[Data for this exercise]
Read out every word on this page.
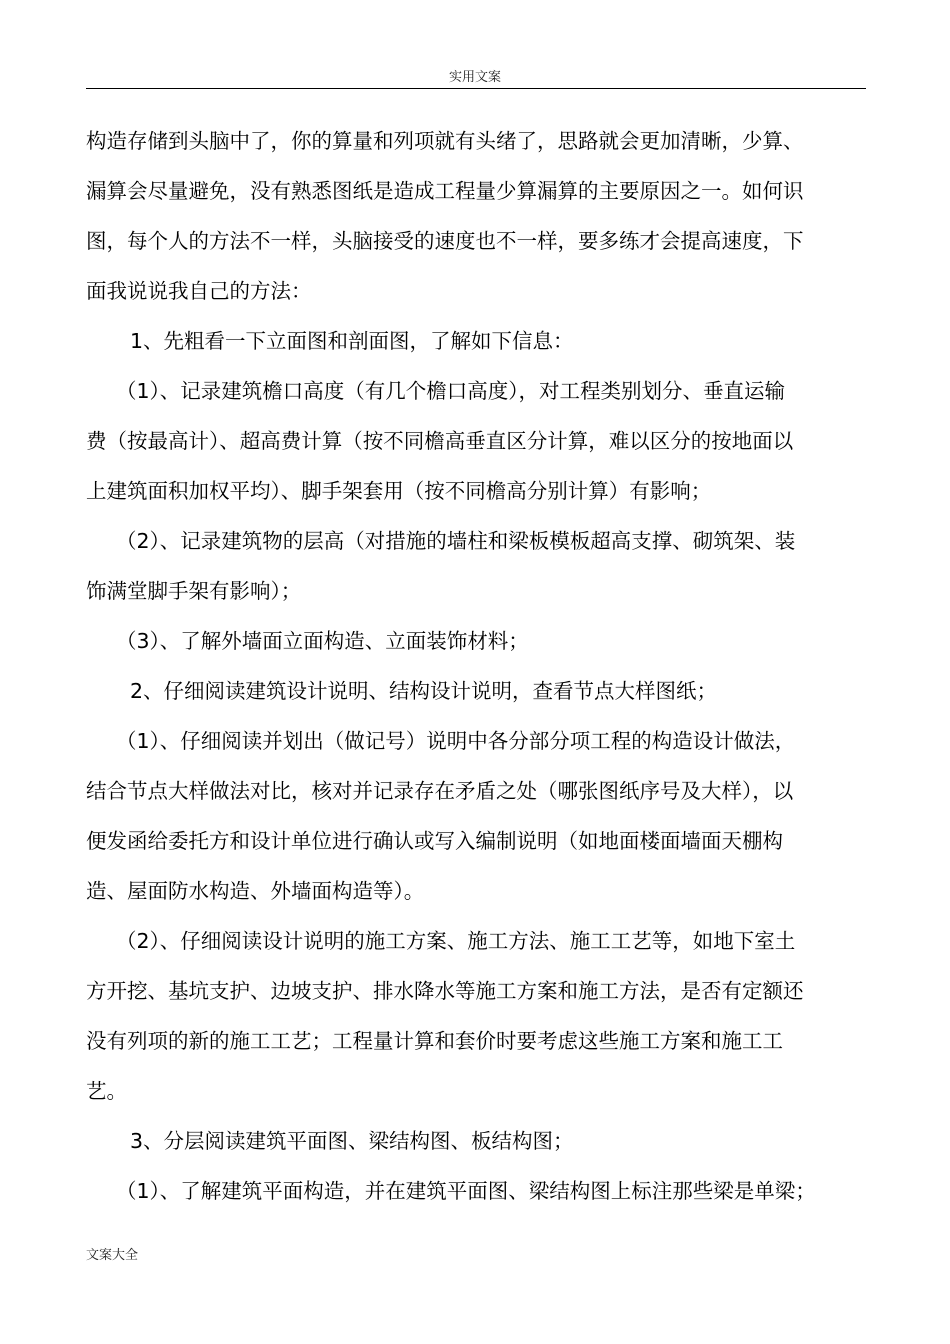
实用文案
构造存储到头脑中了，你的算量和列项就有头绪了，思路就会更加清晰，少算、
漏算会尽量避免，没有熟悉图纸是造成工程量少算漏算的主要原因之一。如何识
图，每个人的方法不一样，头脑接受的速度也不一样，要多练才会提高速度，下
面我说说我自己的方法：
1、先粗看一下立面图和剖面图，了解如下信息：
（1）、记录建筑檐口高度（有几个檐口高度），对工程类别划分、垂直运输
费（按最高计）、超高费计算（按不同檐高垂直区分计算，难以区分的按地面以
上建筑面积加权平均）、脚手架套用（按不同檐高分别计算）有影响；
（2）、记录建筑物的层高（对措施的墙柱和梁板模板超高支撑、砌筑架、装
饰满堂脚手架有影响）；
（3）、了解外墙面立面构造、立面装饰材料；
2、仔细阅读建筑设计说明、结构设计说明，查看节点大样图纸；
（1）、仔细阅读并划出（做记号）说明中各分部分项工程的构造设计做法，
结合节点大样做法对比，核对并记录存在矛盾之处（哪张图纸序号及大样），以
便发函给委托方和设计单位进行确认或写入编制说明（如地面楼面墙面天棚构
造、屋面防水构造、外墙面构造等）。
（2）、仔细阅读设计说明的施工方案、施工方法、施工工艺等，如地下室土
方开挖、基坑支护、边坡支护、排水降水等施工方案和施工方法，是否有定额还
没有列项的新的施工工艺；工程量计算和套价时要考虑这些施工方案和施工工
艺。
3、分层阅读建筑平面图、梁结构图、板结构图；
（1）、了解建筑平面构造，并在建筑平面图、梁结构图上标注那些梁是单梁；
文案大全
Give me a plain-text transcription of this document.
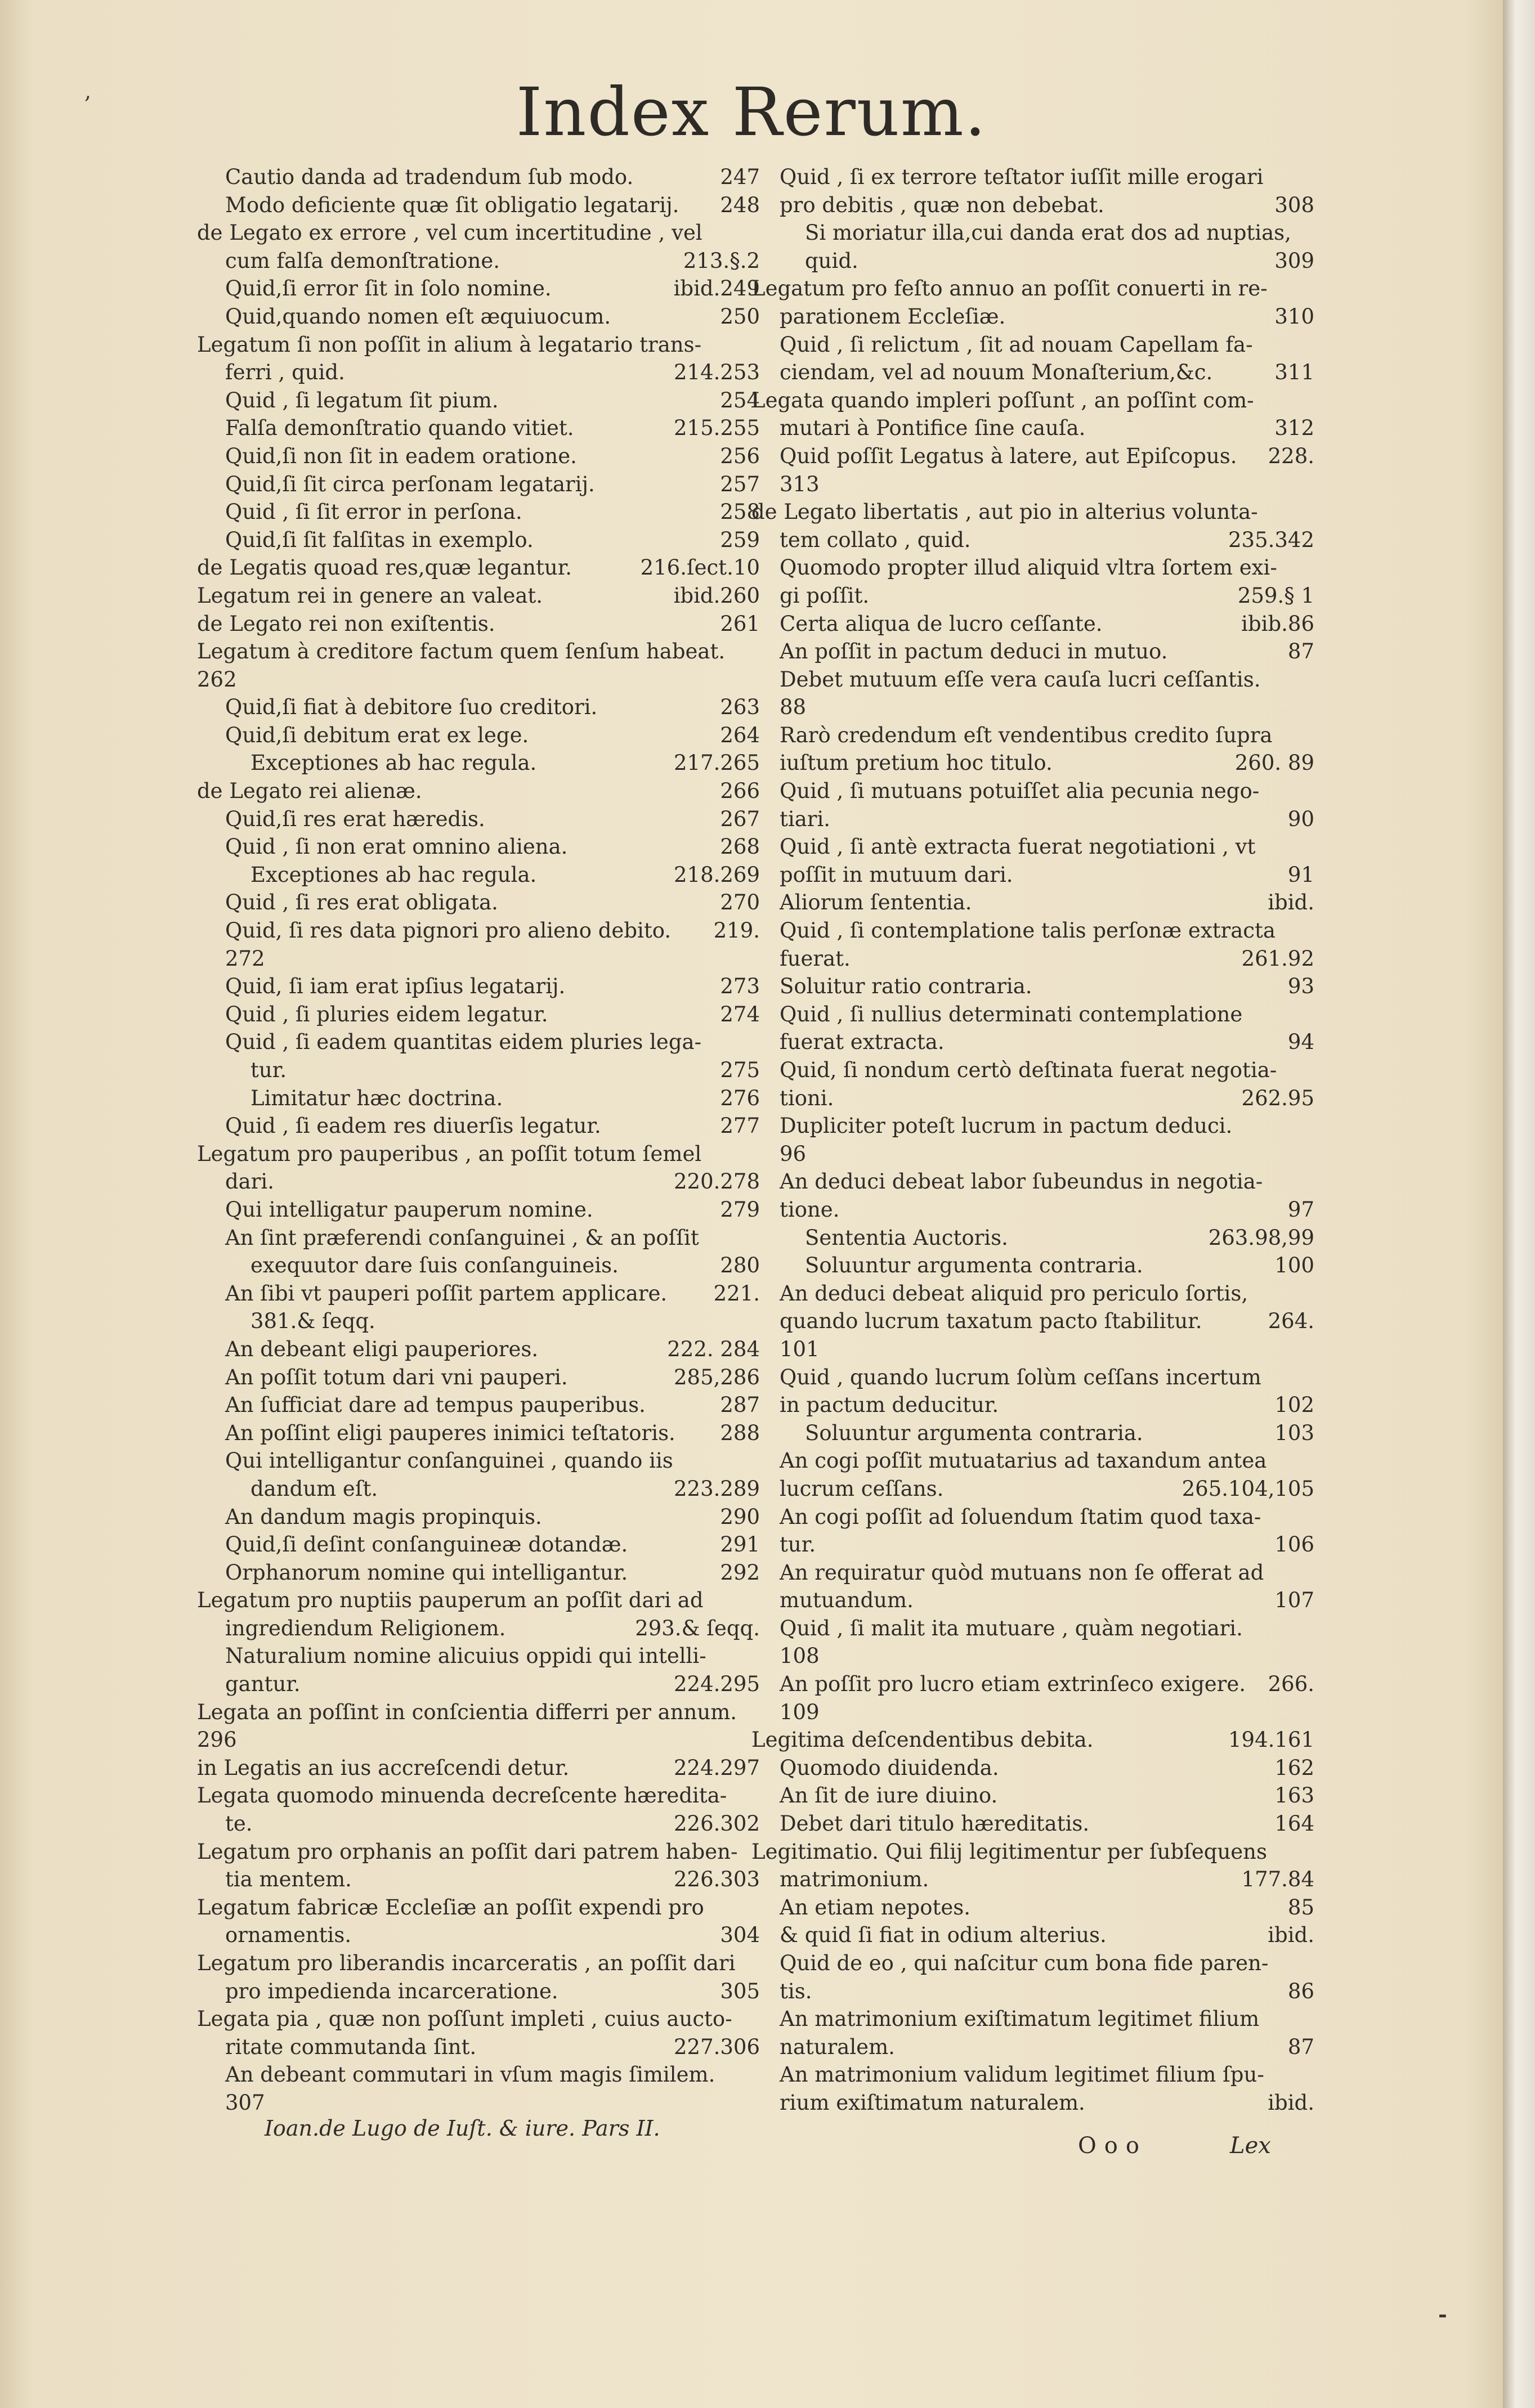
Index Rerum.
Cautio danda ad tradendum ſub modo.	247
Modo deficiente quæ ſit obligatio legatarij. 248
de Legato ex errore , vel cum incertitudine , vel
cum falſa demonſtratione.	213.§.2
Quid,ſi error ſit in ſolo nomine.	ibid.249
Quid,quando nomen eſt æquiuocum.	250
Legatum ſi non poſſit in alium à legatario trans-
ferri , quid.	214.253
Quid , ſi legatum ſit pium.	254
Falſa demonſtratio quando vitiet.	215.255
Quid,ſi non ſit in eadem oratione.	256
Quid,ſi ſit circa perſonam legatarij.	257
Quid , ſi ſit error in perſona.	258
Quid,ſi ſit falſitas in exemplo.	259
de Legatis quoad res,quæ legantur.	216.ſect.10
Legatum rei in genere an valeat.	ibid.260
de Legato rei non exiſtentis.	261
Legatum à creditore factum quem ſenſum habeat.
262
Quid,ſi fiat à debitore ſuo creditori.	263
Quid,ſi debitum erat ex lege.	264
Exceptiones ab hac regula.	217.265
de Legato rei alienæ.	266
Quid,ſi res erat hæredis.	267
Quid , ſi non erat omnino aliena.	268
Exceptiones ab hac regula.	218.269
Quid , ſi res erat obligata.	270
Quid, ſi res data pignori pro alieno debito. 219.
272
Quid, ſi iam erat ipſius legatarij.	273
Quid , ſi pluries eidem legatur.	274
Quid , ſi eadem quantitas eidem pluries lega-
tur.	275
Limitatur hæc doctrina.	276
Quid , ſi eadem res diuerſis legatur.	277
Legatum pro pauperibus , an poſſit totum ſemel
dari.	220.278
Qui intelligatur pauperum nomine.	279
An ſint præferendi conſanguinei , & an poſſit
exequutor dare ſuis conſanguineis.	280
An ſibi vt pauperi poſſit partem applicare. 221.
381.& ſeqq.
An debeant eligi pauperiores.	222. 284
An poſſit totum dari vni pauperi.	285,286
An ſufficiat dare ad tempus pauperibus.	287
An poſſint eligi pauperes inimici teſtatoris. 288
Qui intelligantur conſanguinei , quando iis
dandum eſt.	223.289
An dandum magis propinquis.	290
Quid,ſi deſint conſanguineæ dotandæ.	291
Orphanorum nomine qui intelligantur.	292
Legatum pro nuptiis pauperum an poſſit dari ad
ingrediendum Religionem.	293.& ſeqq.
Naturalium nomine alicuius oppidi qui intelli-
gantur.	224.295
Legata an poſſint in conſcientia differri per annum.
296
in Legatis an ius accreſcendi detur.	224.297
Legata quomodo minuenda decreſcente hæredita-
te.	226.302
Legatum pro orphanis an poſſit dari patrem haben-
tia mentem.	226.303
Legatum fabricæ Eccleſiæ an poſſit expendi pro
ornamentis.	304
Legatum pro liberandis incarceratis , an poſſit dari
pro impedienda incarceratione.	305
Legata pia , quæ non poſſunt impleti , cuius aucto-
ritate commutanda ſint.	227.306
An debeant commutari in vſum magis ſimilem.
307
Quid , ſi ex terrore teſtator iuſſit mille erogari
pro debitis , quæ non debebat.	308
Si moriatur illa,cui danda erat dos ad nuptias,
quid.	309
Legatum pro feſto annuo an poſſit conuerti in re-
parationem Eccleſiæ.	310
Quid , ſi relictum , ſit ad nouam Capellam fa-
ciendam, vel ad nouum Monaſterium,&c.	311
Legata quando impleri poſſunt , an poſſint com-
mutari à Pontifice ſine cauſa.	312
Quid poſſit Legatus à latere, aut Epiſcopus. 228.
313
de Legato libertatis , aut pio in alterius volunta-
tem collato , quid.	235.342
Quomodo propter illud aliquid vltra ſortem exi-
gi poſſit.	259.§ 1
Certa aliqua de lucro ceſſante.	ibib.86
An poſſit in pactum deduci in mutuo.	87
Debet mutuum eſſe vera cauſa lucri ceſſantis.
88
Rarò credendum eſt vendentibus credito ſupra
iuſtum pretium hoc titulo.	260. 89
Quid , ſi mutuans potuiſſet alia pecunia nego-
tiari.	90
Quid , ſi antè extracta fuerat negotiationi , vt
poſſit in mutuum dari.	91
Aliorum ſententia.	ibid.
Quid , ſi contemplatione talis perſonæ extracta
fuerat.	261.92
Soluitur ratio contraria.	93
Quid , ſi nullius determinati contemplatione
fuerat extracta.	94
Quid, ſi nondum certò deſtinata fuerat negotia-
tioni.	262.95
Dupliciter poteſt lucrum in pactum deduci.
96
An deduci debeat labor ſubeundus in negotia-
tione.	97
Sententia Auctoris.	263.98,99
Soluuntur argumenta contraria.	100
An deduci debeat aliquid pro periculo ſortis,
quando lucrum taxatum pacto ſtabilitur.	264.
101
Quid , quando lucrum ſolùm ceſſans incertum
in pactum deducitur.	102
Soluuntur argumenta contraria.	103
An cogi poſſit mutuatarius ad taxandum antea
lucrum ceſſans.	265.104,105
An cogi poſſit ad ſoluendum ſtatim quod taxa-
tur.	106
An requiratur quòd mutuans non ſe offerat ad
mutuandum.	107
Quid , ſi malit ita mutuare , quàm negotiari.
108
An poſſit pro lucro etiam extrinſeco exigere. 266.
109
Legitima deſcendentibus debita.	194.161
Quomodo diuidenda.	162
An ſit de iure diuino.	163
Debet dari titulo hæreditatis.	164
Legitimatio. Qui filij legitimentur per ſubſequens
matrimonium.	177.84
An etiam nepotes.	85
& quid ſi fiat in odium alterius.	ibid.
Quid de eo , qui naſcitur cum bona fide paren-
tis.	86
An matrimonium exiſtimatum legitimet filium
naturalem.	87
An matrimonium validum legitimet filium ſpu-
rium exiſtimatum naturalem.	ibid.
Ioan.de Lugo de Iuſt. & iure. Pars II.
Ooo	Lex
,
-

[Exercise description] Skip the pictures and print each record exactly as it stands.

[Result of this task]
Read out every word on this page.
实用文案
构造存储到头脑中了，你的算量和列项就有头绪了，思路就会更加清晰，少算、
漏算会尽量避免，没有熟悉图纸是造成工程量少算漏算的主要原因之一。如何识
图，每个人的方法不一样，头脑接受的速度也不一样，要多练才会提高速度，下
面我说说我自己的方法：
1、先粗看一下立面图和剖面图，了解如下信息：
（1）、记录建筑檐口高度（有几个檐口高度），对工程类别划分、垂直运输
费（按最高计）、超高费计算（按不同檐高垂直区分计算，难以区分的按地面以
上建筑面积加权平均）、脚手架套用（按不同檐高分别计算）有影响；
（2）、记录建筑物的层高（对措施的墙柱和梁板模板超高支撑、砌筑架、装
饰满堂脚手架有影响）；
（3）、了解外墙面立面构造、立面装饰材料；
2、仔细阅读建筑设计说明、结构设计说明，查看节点大样图纸；
（1）、仔细阅读并划出（做记号）说明中各分部分项工程的构造设计做法，
结合节点大样做法对比，核对并记录存在矛盾之处（哪张图纸序号及大样），以
便发函给委托方和设计单位进行确认或写入编制说明（如地面楼面墙面天棚构
造、屋面防水构造、外墙面构造等）。
（2）、仔细阅读设计说明的施工方案、施工方法、施工工艺等，如地下室土
方开挖、基坑支护、边坡支护、排水降水等施工方案和施工方法，是否有定额还
没有列项的新的施工工艺；工程量计算和套价时要考虑这些施工方案和施工工
艺。
3、分层阅读建筑平面图、梁结构图、板结构图；
（1）、了解建筑平面构造，并在建筑平面图、梁结构图上标注那些梁是单梁；
文案大全
Give me a plain-text transcription of this document.
Index Rerum.
Cautio danda ad tradendum ſub modo.	247
Modo deficiente quæ ſit obligatio legatarij. 248
de Legato ex errore , vel cum incertitudine , vel
cum falſa demonſtratione.	213.§.2
Quid,ſi error ſit in ſolo nomine.	ibid.249
Quid,quando nomen eſt æquiuocum.	250
Legatum ſi non poſſit in alium à legatario trans-
ferri , quid.	214.253
Quid , ſi legatum ſit pium.	254
Falſa demonſtratio quando vitiet.	215.255
Quid,ſi non ſit in eadem oratione.	256
Quid,ſi ſit circa perſonam legatarij.	257
Quid , ſi ſit error in perſona.	258
Quid,ſi ſit falſitas in exemplo.	259
de Legatis quoad res,quæ legantur.	216.ſect.10
Legatum rei in genere an valeat.	ibid.260
de Legato rei non exiſtentis.	261
Legatum à creditore factum quem ſenſum habeat.
262
Quid,ſi fiat à debitore ſuo creditori.	263
Quid,ſi debitum erat ex lege.	264
Exceptiones ab hac regula.	217.265
de Legato rei alienæ.	266
Quid,ſi res erat hæredis.	267
Quid , ſi non erat omnino aliena.	268
Exceptiones ab hac regula.	218.269
Quid , ſi res erat obligata.	270
Quid, ſi res data pignori pro alieno debito. 219.
272
Quid, ſi iam erat ipſius legatarij.	273
Quid , ſi pluries eidem legatur.	274
Quid , ſi eadem quantitas eidem pluries lega-
tur.	275
Limitatur hæc doctrina.	276
Quid , ſi eadem res diuerſis legatur.	277
Legatum pro pauperibus , an poſſit totum ſemel
dari.	220.278
Qui intelligatur pauperum nomine.	279
An ſint præferendi conſanguinei , & an poſſit
exequutor dare ſuis conſanguineis.	280
An ſibi vt pauperi poſſit partem applicare. 221.
381.& ſeqq.
An debeant eligi pauperiores.	222. 284
An poſſit totum dari vni pauperi.	285,286
An ſufficiat dare ad tempus pauperibus.	287
An poſſint eligi pauperes inimici teſtatoris. 288
Qui intelligantur conſanguinei , quando iis
dandum eſt.	223.289
An dandum magis propinquis.	290
Quid,ſi deſint conſanguineæ dotandæ.	291
Orphanorum nomine qui intelligantur.	292
Legatum pro nuptiis pauperum an poſſit dari ad
ingrediendum Religionem.	293.& ſeqq.
Naturalium nomine alicuius oppidi qui intelli-
gantur.	224.295
Legata an poſſint in conſcientia differri per annum.
296
in Legatis an ius accreſcendi detur.	224.297
Legata quomodo minuenda decreſcente hæredita-
te.	226.302
Legatum pro orphanis an poſſit dari patrem haben-
tia mentem.	226.303
Legatum fabricæ Eccleſiæ an poſſit expendi pro
ornamentis.	304
Legatum pro liberandis incarceratis , an poſſit dari
pro impedienda incarceratione.	305
Legata pia , quæ non poſſunt impleti , cuius aucto-
ritate commutanda ſint.	227.306
An debeant commutari in vſum magis ſimilem.
307
Quid , ſi ex terrore teſtator iuſſit mille erogari
pro debitis , quæ non debebat.	308
Si moriatur illa,cui danda erat dos ad nuptias,
quid.	309
Legatum pro feſto annuo an poſſit conuerti in re-
parationem Eccleſiæ.	310
Quid , ſi relictum , ſit ad nouam Capellam fa-
ciendam, vel ad nouum Monaſterium,&c.	311
Legata quando impleri poſſunt , an poſſint com-
mutari à Pontifice ſine cauſa.	312
Quid poſſit Legatus à latere, aut Epiſcopus. 228.
313
de Legato libertatis , aut pio in alterius volunta-
tem collato , quid.	235.342
Quomodo propter illud aliquid vltra ſortem exi-
gi poſſit.	259.§ 1
Certa aliqua de lucro ceſſante.	ibib.86
An poſſit in pactum deduci in mutuo.	87
Debet mutuum eſſe vera cauſa lucri ceſſantis.
88
Rarò credendum eſt vendentibus credito ſupra
iuſtum pretium hoc titulo.	260. 89
Quid , ſi mutuans potuiſſet alia pecunia nego-
tiari.	90
Quid , ſi antè extracta fuerat negotiationi , vt
poſſit in mutuum dari.	91
Aliorum ſententia.	ibid.
Quid , ſi contemplatione talis perſonæ extracta
fuerat.	261.92
Soluitur ratio contraria.	93
Quid , ſi nullius determinati contemplatione
fuerat extracta.	94
Quid, ſi nondum certò deſtinata fuerat negotia-
tioni.	262.95
Dupliciter poteſt lucrum in pactum deduci.
96
An deduci debeat labor ſubeundus in negotia-
tione.	97
Sententia Auctoris.	263.98,99
Soluuntur argumenta contraria.	100
An deduci debeat aliquid pro periculo ſortis,
quando lucrum taxatum pacto ſtabilitur.	264.
101
Quid , quando lucrum ſolùm ceſſans incertum
in pactum deducitur.	102
Soluuntur argumenta contraria.	103
An cogi poſſit mutuatarius ad taxandum antea
lucrum ceſſans.	265.104,105
An cogi poſſit ad ſoluendum ſtatim quod taxa-
tur.	106
An requiratur quòd mutuans non ſe offerat ad
mutuandum.	107
Quid , ſi malit ita mutuare , quàm negotiari.
108
An poſſit pro lucro etiam extrinſeco exigere. 266.
109
Legitima deſcendentibus debita.	194.161
Quomodo diuidenda.	162
An ſit de iure diuino.	163
Debet dari titulo hæreditatis.	164
Legitimatio. Qui filij legitimentur per ſubſequens
matrimonium.	177.84
An etiam nepotes.	85
& quid ſi fiat in odium alterius.	ibid.
Quid de eo , qui naſcitur cum bona fide paren-
tis.	86
An matrimonium exiſtimatum legitimet filium
naturalem.	87
An matrimonium validum legitimet filium ſpu-
rium exiſtimatum naturalem.	ibid.
Ioan.de Lugo de Iuſt. & iure. Pars II.
Ooo	Lex
,
-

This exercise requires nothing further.